> **Textauszug**:
***

„Ich war drin“

Als sein großer Wunsch endlich in Erfüllung geht, ist Thomas Wietzorek mächtig abgelenkt. „Oh Mann“, sagt er und schüttelt den Kopf. „Ich weiß nicht, ob ich das hier genießen kann.“ Denn ja, Wietzorek ist seit 16 Jahren bei Opel und noch nie im Rüsselsheimer Design Center gewesen. „Dieser Ort übt eine enorme Anziehungskraft auf Autoliebhaber wie mich aus“, merkt Wietzorek an. „Zugleich ist das Gebäude für Nicht-Designer so schwer zugänglich wie Fort Knox für Goldräuber.“ Nun darf Wietzorek endlich die heiligen Hallen des Sperrbezirks betreten.

***

Seit wie vielen Jahren ist Thomas Wietzorek laut dem Textauszug über das Rüsselsheimer Design Center bei Opel?

> **Verfügbare Daten**:
***

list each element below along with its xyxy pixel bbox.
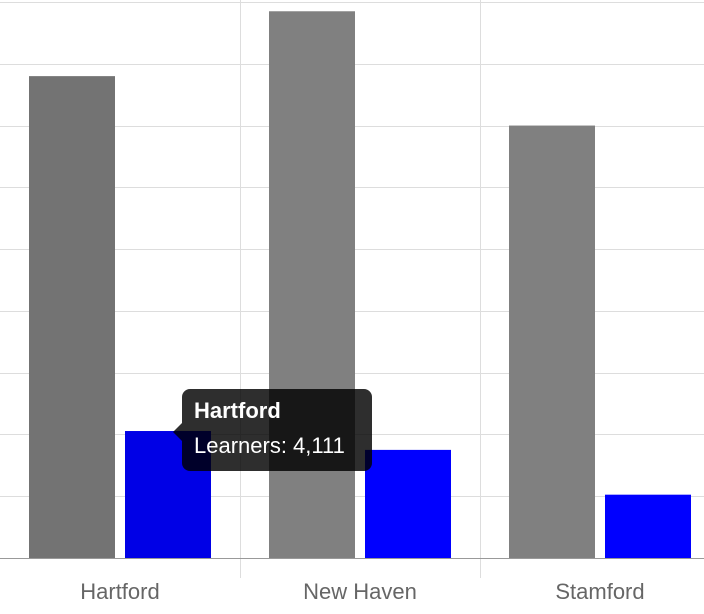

***

> **Lösung der Aufgabe**: Seit 16 Jahren.